Task goal :: Which lines hold the word "本大题共"? Copy each of them from the material.

Listing ::

-=-=-=-=-

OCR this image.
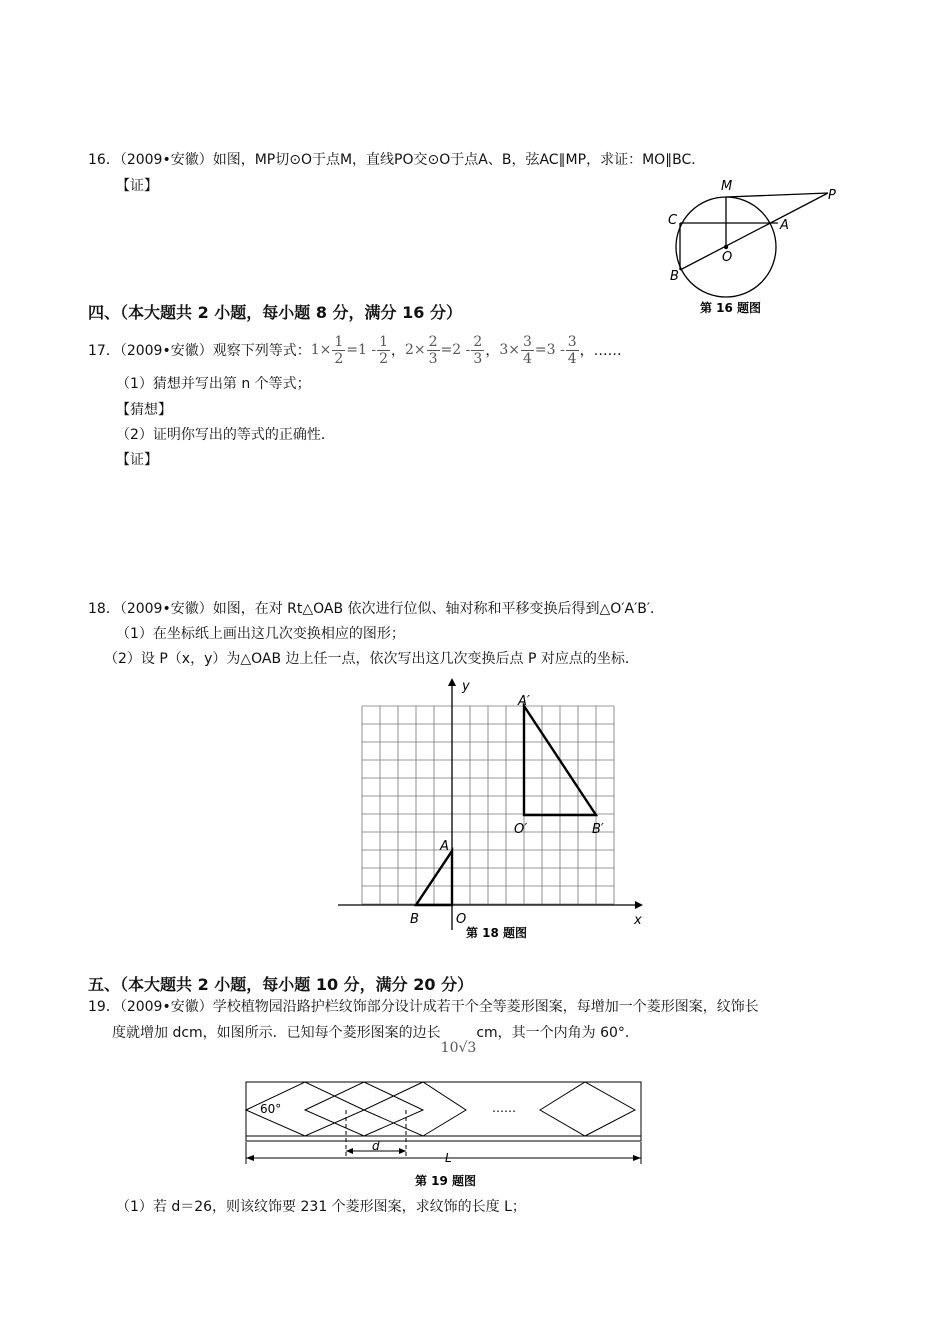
16．（2009•安徽）如图，MP切⊙O于点M，直线PO交⊙O于点A、B，弦AC∥MP，求证：MO∥BC．
【证】	M
P
C	A
O
B
第 16 题图
四、（本大题共 2 小题，每小题 8 分，满分 16 分）
17．（2009•安徽）观察下列等式： $1\times \frac{1}{2} =1 - \frac{1}{2}$ ， $2\times \frac{2}{3} =2 - \frac{2}{3}$ ， $3\times \frac{3}{4} =3 - \frac{3}{4}$ ，……
（1）猜想并写出第 n 个等式；
【猜想】
（2）证明你写出的等式的正确性．
【证】
18．（2009•安徽）如图，在对 Rt△OAB 依次进行位似、轴对称和平移变换后得到△O′A′B′．
（1）在坐标纸上画出这几次变换相应的图形；
（2）设 P（x，y）为△OAB 边上任一点，依次写出这几次变换后点 P 对应点的坐标．
y
x
O
B
A
A′
O′	B′
第 18 题图
五、（本大题共 2 小题，每小题 10 分，满分 20 分）
19．（2009•安徽）学校植物园沿路护栏纹饰部分设计成若干个全等菱形图案，每增加一个菱形图案，纹饰长
度就增加 dcm，如图所示．已知每个菱形图案的边长
10√3
cm，其一个内角为 60°．
60°	……
d
L
第 19 题图
（1）若 d＝26，则该纹饰要 231 个菱形图案，求纹饰的长度 L；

-=-=-=-=-

Finished answer ::
四、（本大题共 2 小题，每小题 8 分，满分 16 分）
五、（本大题共 2 小题，每小题 10 分，满分 20 分）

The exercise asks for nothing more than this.